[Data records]
-- start --

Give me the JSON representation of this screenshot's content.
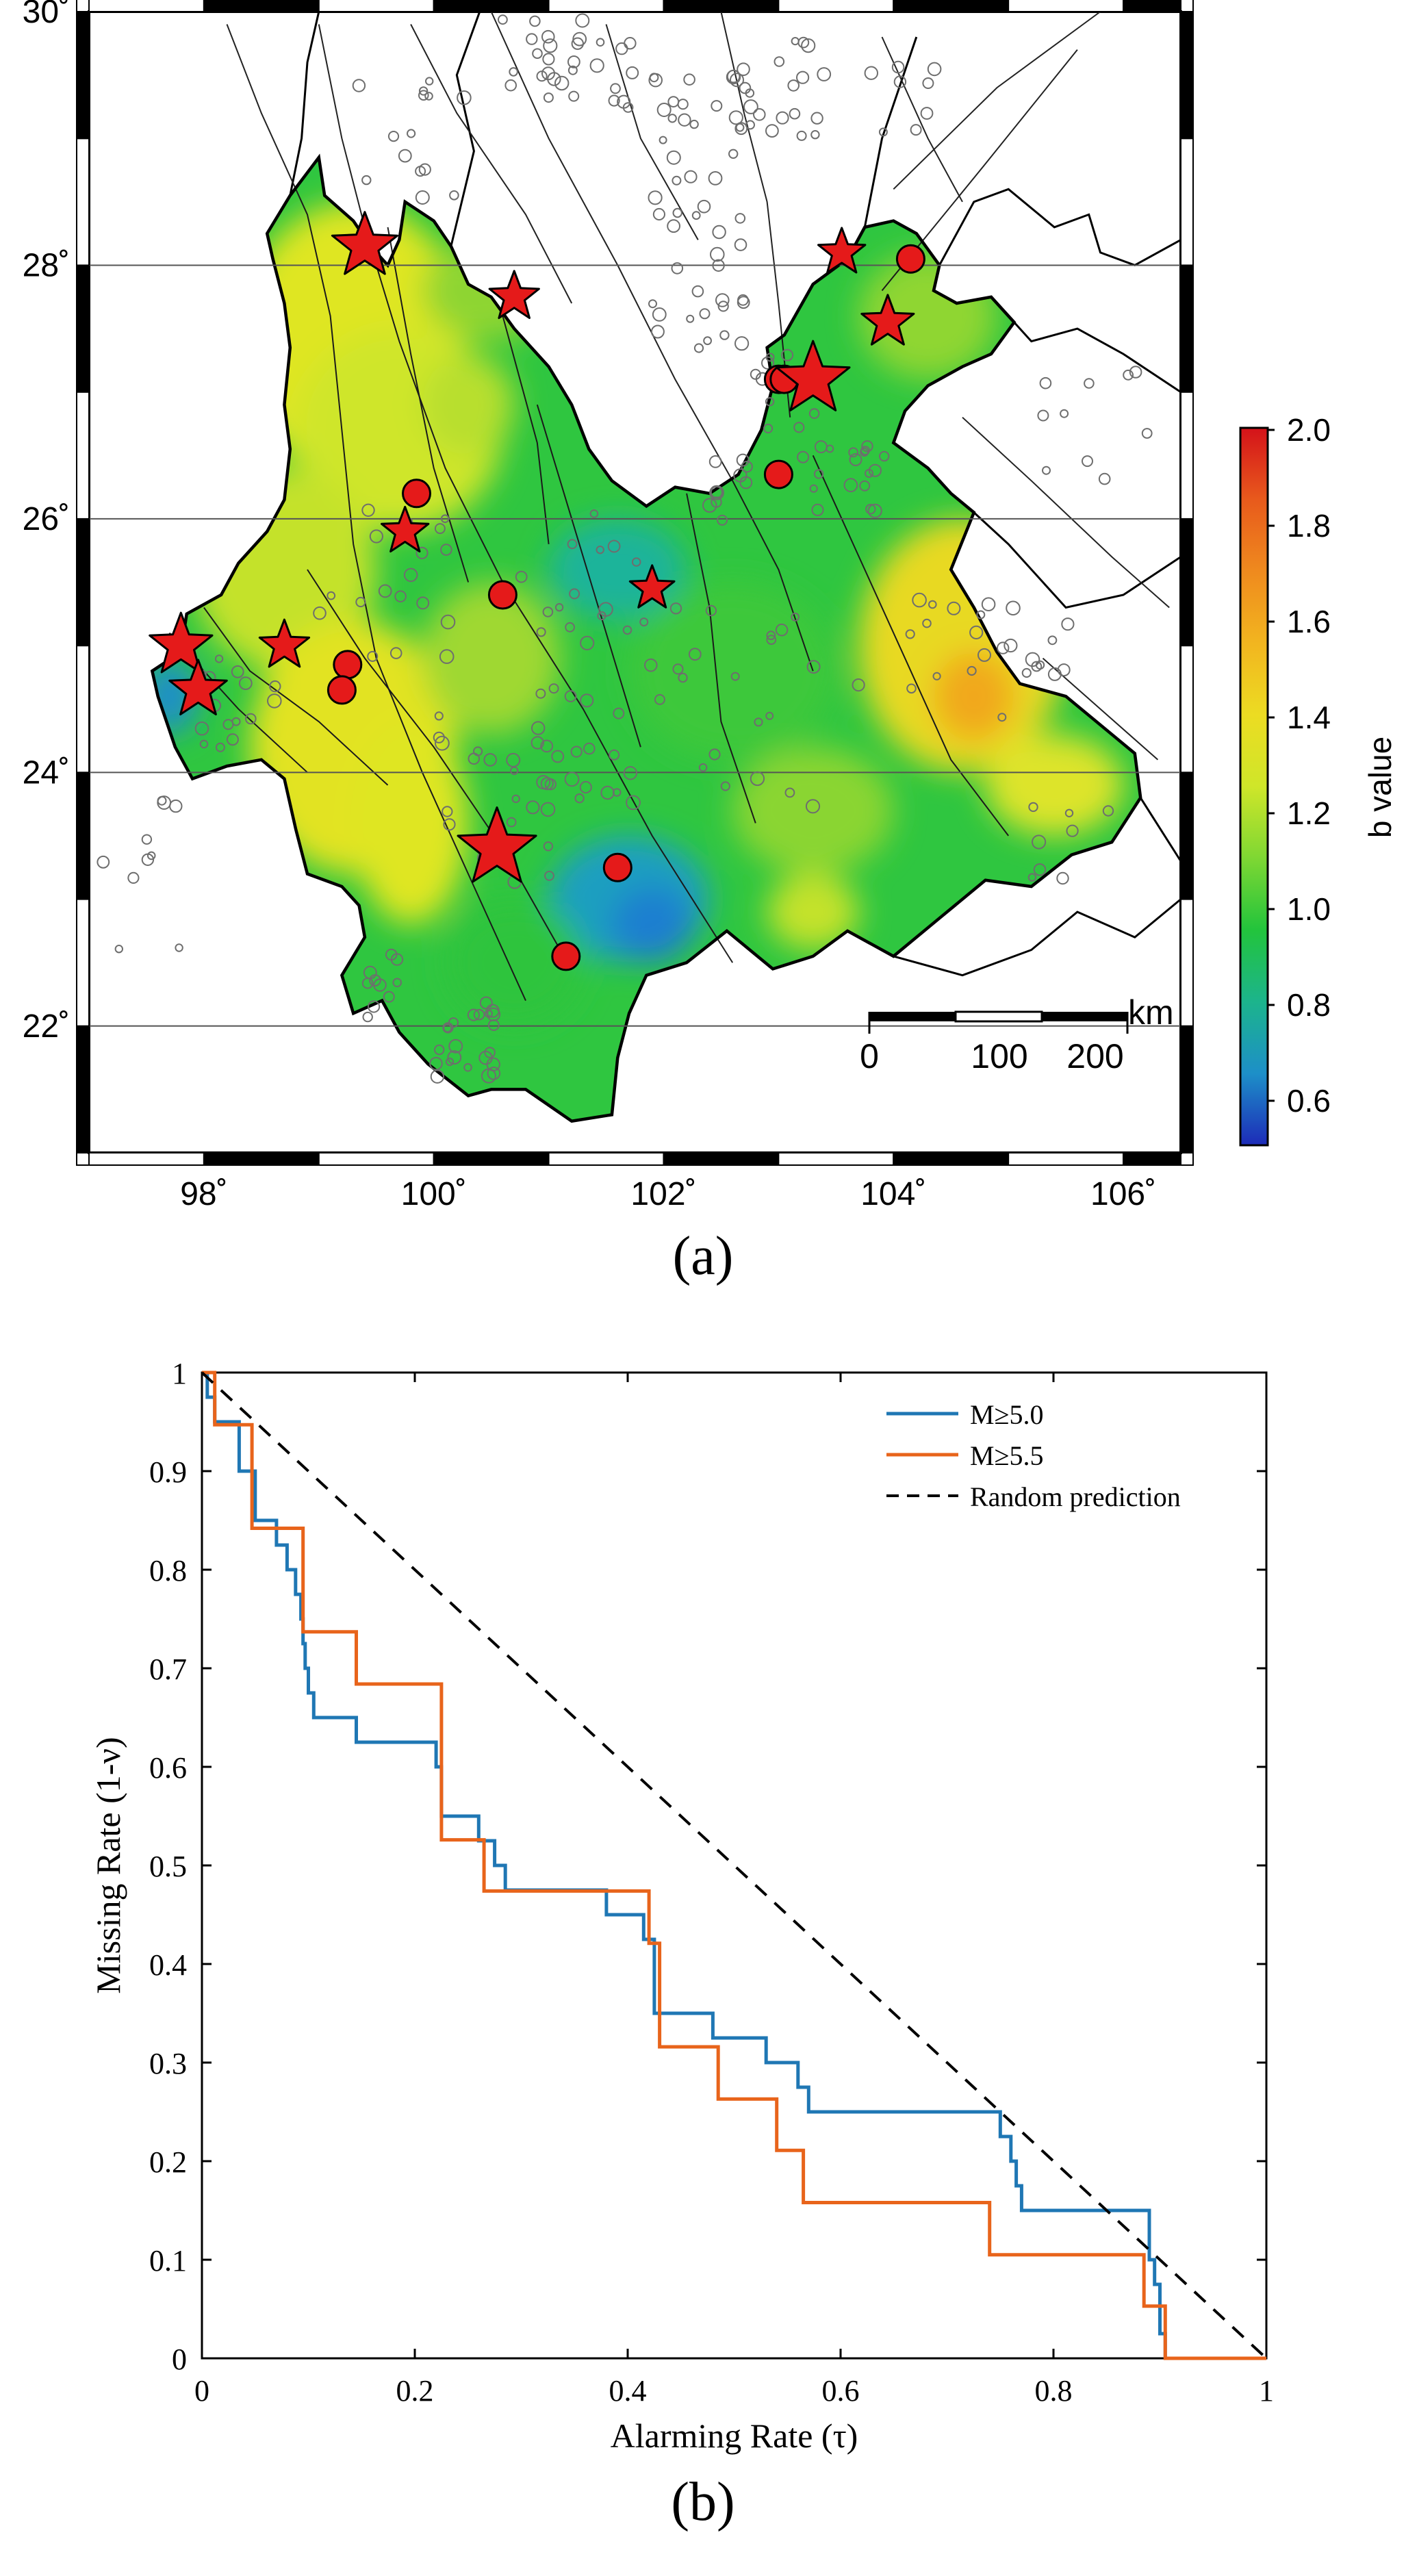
{
  "figure": {
    "panel_a_label": "(a)",
    "panel_b_label": "(b)"
  },
  "map": {
    "lat_labels": [
      "30˚",
      "28˚",
      "26˚",
      "24˚",
      "22˚"
    ],
    "lon_labels": [
      "98˚",
      "100˚",
      "102˚",
      "104˚",
      "106˚"
    ],
    "colorbar": {
      "title": "b value",
      "ticks": [
        "2.0",
        "1.8",
        "1.6",
        "1.4",
        "1.2",
        "1.0",
        "0.8",
        "0.6"
      ],
      "colors": [
        "#d4121a",
        "#e85a1c",
        "#ef8a1e",
        "#f2b51f",
        "#ecdc22",
        "#cfe629",
        "#7ed733",
        "#22c43c",
        "#1cb48c",
        "#1d8fc8",
        "#1d2bb8"
      ]
    },
    "scalebar": {
      "unit": "km",
      "labels": [
        "0",
        "100",
        "200"
      ]
    },
    "legend_symbols": {
      "star": "red-star-large-earthquake",
      "circle": "red-circle-earthquake",
      "small_circle": "gray-circle-seismicity"
    }
  },
  "chart_data": {
    "type": "line",
    "title": "",
    "xlabel": "Alarming Rate (τ)",
    "ylabel": "Missing Rate (1-ν)",
    "xlim": [
      0,
      1
    ],
    "ylim": [
      0,
      1
    ],
    "xticks": [
      "0",
      "0.2",
      "0.4",
      "0.6",
      "0.8",
      "1"
    ],
    "yticks": [
      "0",
      "0.1",
      "0.2",
      "0.3",
      "0.4",
      "0.5",
      "0.6",
      "0.7",
      "0.8",
      "0.9",
      "1"
    ],
    "legend_position": "top-right",
    "series": [
      {
        "name": "M≥5.0",
        "color": "#1f77b4",
        "style": "solid",
        "points": [
          [
            0,
            1
          ],
          [
            0.005,
            1
          ],
          [
            0.005,
            0.975
          ],
          [
            0.012,
            0.975
          ],
          [
            0.012,
            0.95
          ],
          [
            0.035,
            0.95
          ],
          [
            0.035,
            0.9
          ],
          [
            0.05,
            0.9
          ],
          [
            0.05,
            0.85
          ],
          [
            0.07,
            0.85
          ],
          [
            0.07,
            0.825
          ],
          [
            0.08,
            0.825
          ],
          [
            0.08,
            0.8
          ],
          [
            0.088,
            0.8
          ],
          [
            0.088,
            0.775
          ],
          [
            0.093,
            0.775
          ],
          [
            0.093,
            0.75
          ],
          [
            0.095,
            0.75
          ],
          [
            0.095,
            0.725
          ],
          [
            0.097,
            0.725
          ],
          [
            0.097,
            0.7
          ],
          [
            0.1,
            0.7
          ],
          [
            0.1,
            0.675
          ],
          [
            0.105,
            0.675
          ],
          [
            0.105,
            0.65
          ],
          [
            0.145,
            0.65
          ],
          [
            0.145,
            0.625
          ],
          [
            0.22,
            0.625
          ],
          [
            0.22,
            0.6
          ],
          [
            0.225,
            0.6
          ],
          [
            0.225,
            0.55
          ],
          [
            0.26,
            0.55
          ],
          [
            0.26,
            0.525
          ],
          [
            0.275,
            0.525
          ],
          [
            0.275,
            0.5
          ],
          [
            0.285,
            0.5
          ],
          [
            0.285,
            0.475
          ],
          [
            0.38,
            0.475
          ],
          [
            0.38,
            0.45
          ],
          [
            0.415,
            0.45
          ],
          [
            0.415,
            0.425
          ],
          [
            0.425,
            0.425
          ],
          [
            0.425,
            0.35
          ],
          [
            0.48,
            0.35
          ],
          [
            0.48,
            0.325
          ],
          [
            0.53,
            0.325
          ],
          [
            0.53,
            0.3
          ],
          [
            0.56,
            0.3
          ],
          [
            0.56,
            0.275
          ],
          [
            0.57,
            0.275
          ],
          [
            0.57,
            0.25
          ],
          [
            0.75,
            0.25
          ],
          [
            0.75,
            0.225
          ],
          [
            0.76,
            0.225
          ],
          [
            0.76,
            0.2
          ],
          [
            0.765,
            0.2
          ],
          [
            0.765,
            0.175
          ],
          [
            0.77,
            0.175
          ],
          [
            0.77,
            0.15
          ],
          [
            0.89,
            0.15
          ],
          [
            0.89,
            0.1
          ],
          [
            0.895,
            0.1
          ],
          [
            0.895,
            0.075
          ],
          [
            0.9,
            0.075
          ],
          [
            0.9,
            0.025
          ],
          [
            0.905,
            0.025
          ],
          [
            0.905,
            0
          ]
        ]
      },
      {
        "name": "M≥5.5",
        "color": "#e8641b",
        "style": "solid",
        "points": [
          [
            0,
            1
          ],
          [
            0.012,
            1
          ],
          [
            0.012,
            0.947
          ],
          [
            0.047,
            0.947
          ],
          [
            0.047,
            0.842
          ],
          [
            0.095,
            0.842
          ],
          [
            0.095,
            0.737
          ],
          [
            0.145,
            0.737
          ],
          [
            0.145,
            0.684
          ],
          [
            0.225,
            0.684
          ],
          [
            0.225,
            0.526
          ],
          [
            0.265,
            0.526
          ],
          [
            0.265,
            0.474
          ],
          [
            0.42,
            0.474
          ],
          [
            0.42,
            0.421
          ],
          [
            0.43,
            0.421
          ],
          [
            0.43,
            0.316
          ],
          [
            0.485,
            0.316
          ],
          [
            0.485,
            0.263
          ],
          [
            0.54,
            0.263
          ],
          [
            0.54,
            0.211
          ],
          [
            0.565,
            0.211
          ],
          [
            0.565,
            0.158
          ],
          [
            0.74,
            0.158
          ],
          [
            0.74,
            0.105
          ],
          [
            0.885,
            0.105
          ],
          [
            0.885,
            0.053
          ],
          [
            0.905,
            0.053
          ],
          [
            0.905,
            0
          ],
          [
            1,
            0
          ]
        ]
      },
      {
        "name": "Random prediction",
        "color": "#000000",
        "style": "dashed",
        "points": [
          [
            0,
            1
          ],
          [
            1,
            0
          ]
        ]
      }
    ]
  }
}
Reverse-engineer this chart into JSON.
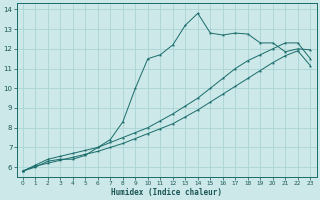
{
  "xlabel": "Humidex (Indice chaleur)",
  "bg_color": "#cce8e8",
  "grid_color": "#aad4d4",
  "line_color": "#1a6b6b",
  "xlim": [
    -0.5,
    23.5
  ],
  "ylim": [
    5.5,
    14.3
  ],
  "xticks": [
    0,
    1,
    2,
    3,
    4,
    5,
    6,
    7,
    8,
    9,
    10,
    11,
    12,
    13,
    14,
    15,
    16,
    17,
    18,
    19,
    20,
    21,
    22,
    23
  ],
  "yticks": [
    6,
    7,
    8,
    9,
    10,
    11,
    12,
    13,
    14
  ],
  "line1_x": [
    0,
    1,
    2,
    3,
    4,
    5,
    6,
    7,
    8,
    9,
    10,
    11,
    12,
    13,
    14,
    15,
    16,
    17,
    18,
    19,
    20,
    21,
    22,
    23
  ],
  "line1_y": [
    5.8,
    6.0,
    6.3,
    6.4,
    6.4,
    6.6,
    7.0,
    7.4,
    8.3,
    10.0,
    11.5,
    11.7,
    12.2,
    13.2,
    13.8,
    12.8,
    12.7,
    12.8,
    12.75,
    12.3,
    12.3,
    11.85,
    12.0,
    11.95
  ],
  "line2_x": [
    0,
    1,
    2,
    3,
    4,
    5,
    6,
    7,
    8,
    9,
    10,
    11,
    12,
    13,
    14,
    15,
    16,
    17,
    18,
    19,
    20,
    21,
    22,
    23
  ],
  "line2_y": [
    5.8,
    6.1,
    6.4,
    6.55,
    6.7,
    6.85,
    7.0,
    7.25,
    7.5,
    7.75,
    8.0,
    8.35,
    8.7,
    9.1,
    9.5,
    10.0,
    10.5,
    11.0,
    11.4,
    11.7,
    12.0,
    12.3,
    12.3,
    11.5
  ],
  "line3_x": [
    0,
    1,
    2,
    3,
    4,
    5,
    6,
    7,
    8,
    9,
    10,
    11,
    12,
    13,
    14,
    15,
    16,
    17,
    18,
    19,
    20,
    21,
    22,
    23
  ],
  "line3_y": [
    5.8,
    6.05,
    6.2,
    6.35,
    6.5,
    6.65,
    6.8,
    7.0,
    7.2,
    7.45,
    7.7,
    7.95,
    8.2,
    8.55,
    8.9,
    9.3,
    9.7,
    10.1,
    10.5,
    10.9,
    11.3,
    11.65,
    11.9,
    11.15
  ]
}
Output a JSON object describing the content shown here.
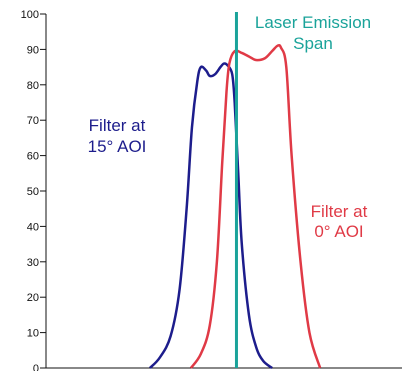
{
  "chart_data": {
    "type": "line",
    "title": "",
    "xlabel": "",
    "ylabel": "",
    "ylim": [
      0,
      100
    ],
    "xlim": [
      0,
      100
    ],
    "yticks": [
      0,
      10,
      20,
      30,
      40,
      50,
      60,
      70,
      80,
      90,
      100
    ],
    "grid": false,
    "series": [
      {
        "name": "Filter at 15° AOI",
        "color": "#1d1d8c",
        "x": [
          29.2,
          32,
          35,
          37.5,
          39.5,
          41,
          42.5,
          43.5,
          45,
          46,
          47.5,
          49,
          50,
          51,
          52.3,
          53,
          54,
          55,
          57,
          59,
          61,
          63.5
        ],
        "y": [
          0,
          3,
          9,
          22,
          45,
          68,
          81,
          85,
          84,
          82.5,
          83,
          85,
          86,
          85.5,
          83,
          75,
          55,
          35,
          15,
          6,
          2,
          0
        ]
      },
      {
        "name": "Filter at 0° AOI",
        "color": "#e03a46",
        "x": [
          40.7,
          43.5,
          46,
          48,
          49.5,
          50.7,
          51.5,
          53,
          55,
          57,
          59,
          61.5,
          63.5,
          65,
          66,
          67.5,
          69,
          71.5,
          74,
          77
        ],
        "y": [
          0,
          4,
          12,
          30,
          58,
          78,
          86,
          89.5,
          89,
          88,
          87,
          87.5,
          89.5,
          91,
          90.5,
          85,
          60,
          30,
          10,
          0
        ]
      }
    ],
    "annotations": {
      "laser_line": {
        "x": 53.5,
        "color": "#1aa39a",
        "label_line1": "Laser Emission",
        "label_line2": "Span"
      },
      "filter15": {
        "line1": "Filter at",
        "line2": "15° AOI"
      },
      "filter0": {
        "line1": "Filter at",
        "line2": "0° AOI"
      }
    }
  }
}
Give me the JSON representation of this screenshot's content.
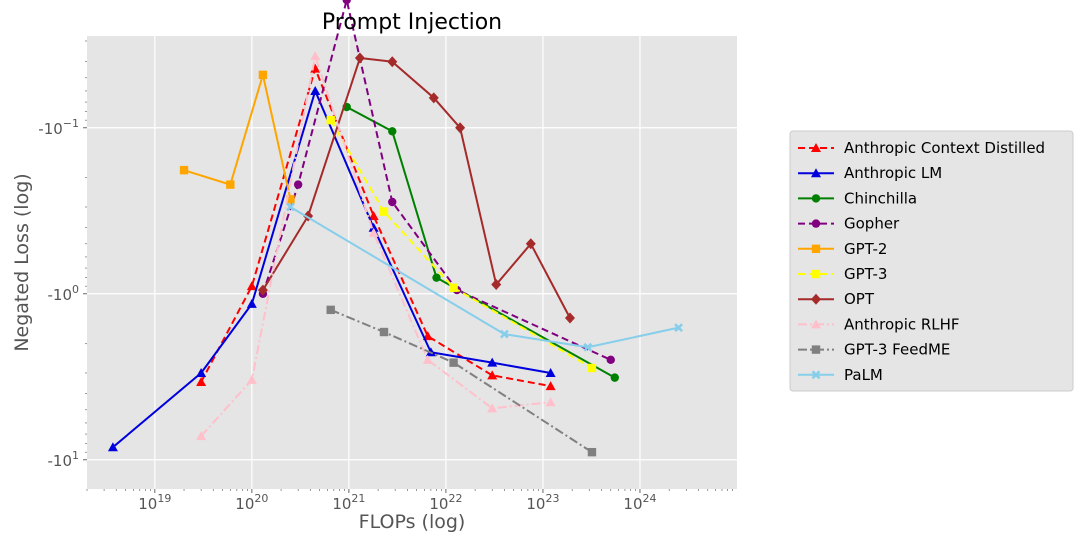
{
  "chart_data": {
    "type": "line",
    "title": "Prompt Injection",
    "xlabel": "FLOPs (log)",
    "ylabel": "Negated Loss (log)",
    "x_scale": "log",
    "y_scale": "symlog-negated",
    "xlim": [
      2e+18,
      1e+25
    ],
    "ylim": [
      -15,
      -0.028
    ],
    "grid": true,
    "legend_position": "outside-right",
    "x_ticks": [
      {
        "value": 1e+19,
        "base": "10",
        "exp": "19"
      },
      {
        "value": 1e+20,
        "base": "10",
        "exp": "20"
      },
      {
        "value": 1e+21,
        "base": "10",
        "exp": "21"
      },
      {
        "value": 1e+22,
        "base": "10",
        "exp": "22"
      },
      {
        "value": 1e+23,
        "base": "10",
        "exp": "23"
      },
      {
        "value": 1e+24,
        "base": "10",
        "exp": "24"
      }
    ],
    "y_ticks": [
      {
        "value": -0.1,
        "base": "-10",
        "exp": "−1"
      },
      {
        "value": -1,
        "base": "-10",
        "exp": "0"
      },
      {
        "value": -10,
        "base": "-10",
        "exp": "1"
      }
    ],
    "series": [
      {
        "name": "Anthropic Context Distilled",
        "color": "#ff0000",
        "dash": "7,4",
        "marker": "triangle",
        "x": [
          3e+19,
          1e+20,
          4.5e+20,
          1.8e+21,
          6.5e+21,
          3e+22,
          1.2e+23
        ],
        "y": [
          -3.4,
          -0.9,
          -0.044,
          -0.34,
          -1.8,
          -3.1,
          -3.6
        ]
      },
      {
        "name": "Anthropic LM",
        "color": "#0000dd",
        "dash": "",
        "marker": "triangle",
        "x": [
          3.7e+18,
          3e+19,
          1e+20,
          4.5e+20,
          1.8e+21,
          7e+21,
          3e+22,
          1.2e+23
        ],
        "y": [
          -8.4,
          -3.0,
          -1.15,
          -0.06,
          -0.4,
          -2.25,
          -2.6,
          -3.0
        ]
      },
      {
        "name": "Chinchilla",
        "color": "#008000",
        "dash": "",
        "marker": "circle",
        "x": [
          9.5e+20,
          2.8e+21,
          8e+21,
          5.5e+23
        ],
        "y": [
          -0.075,
          -0.105,
          -0.8,
          -3.2
        ]
      },
      {
        "name": "Gopher",
        "color": "#800080",
        "dash": "7,4",
        "marker": "circle",
        "x": [
          1.3e+20,
          3e+20,
          9.5e+20,
          2.8e+21,
          1.3e+22,
          5e+23
        ],
        "y": [
          -1.0,
          -0.22,
          -0.017,
          -0.28,
          -0.95,
          -2.5
        ]
      },
      {
        "name": "GPT-2",
        "color": "#ffa500",
        "dash": "",
        "marker": "square",
        "x": [
          2e+19,
          6e+19,
          1.3e+20,
          2.5e+20
        ],
        "y": [
          -0.18,
          -0.22,
          -0.048,
          -0.27
        ]
      },
      {
        "name": "GPT-3",
        "color": "#ffff00",
        "dash": "7,4",
        "marker": "square",
        "x": [
          6.5e+20,
          2.3e+21,
          1.2e+22,
          3.2e+23
        ],
        "y": [
          -0.09,
          -0.32,
          -0.92,
          -2.8
        ]
      },
      {
        "name": "OPT",
        "color": "#a52a2a",
        "dash": "",
        "marker": "diamond",
        "x": [
          1.3e+20,
          3.8e+20,
          1.3e+21,
          2.8e+21,
          7.5e+21,
          1.4e+22,
          3.3e+22,
          7.5e+22,
          1.9e+23
        ],
        "y": [
          -0.95,
          -0.34,
          -0.038,
          -0.04,
          -0.066,
          -0.1,
          -0.88,
          -0.5,
          -1.4
        ]
      },
      {
        "name": "Anthropic RLHF",
        "color": "#ffc0cb",
        "dash": "9,3,2,3",
        "marker": "triangle",
        "x": [
          3e+19,
          1e+20,
          4.5e+20,
          1.8e+21,
          6.5e+21,
          3e+22,
          1.2e+23
        ],
        "y": [
          -7.2,
          -3.3,
          -0.037,
          -0.43,
          -2.5,
          -4.9,
          -4.5
        ]
      },
      {
        "name": "GPT-3 FeedME",
        "color": "#808080",
        "dash": "9,3,2,3",
        "marker": "square",
        "x": [
          6.5e+20,
          2.3e+21,
          1.2e+22,
          3.2e+23
        ],
        "y": [
          -1.25,
          -1.7,
          -2.6,
          -9.0
        ]
      },
      {
        "name": "PaLM",
        "color": "#87ceeb",
        "dash": "",
        "marker": "x",
        "x": [
          2.5e+20,
          4e+22,
          2.9e+23,
          2.5e+24
        ],
        "y": [
          -0.3,
          -1.75,
          -2.1,
          -1.6
        ]
      }
    ]
  }
}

-- end --

• TASK INSTRUCTIONS
Find every line that has "right" in it, then return those lines.

• THE REPLY
    "legend_position": "top-right",
    "legend_position": "outside-right",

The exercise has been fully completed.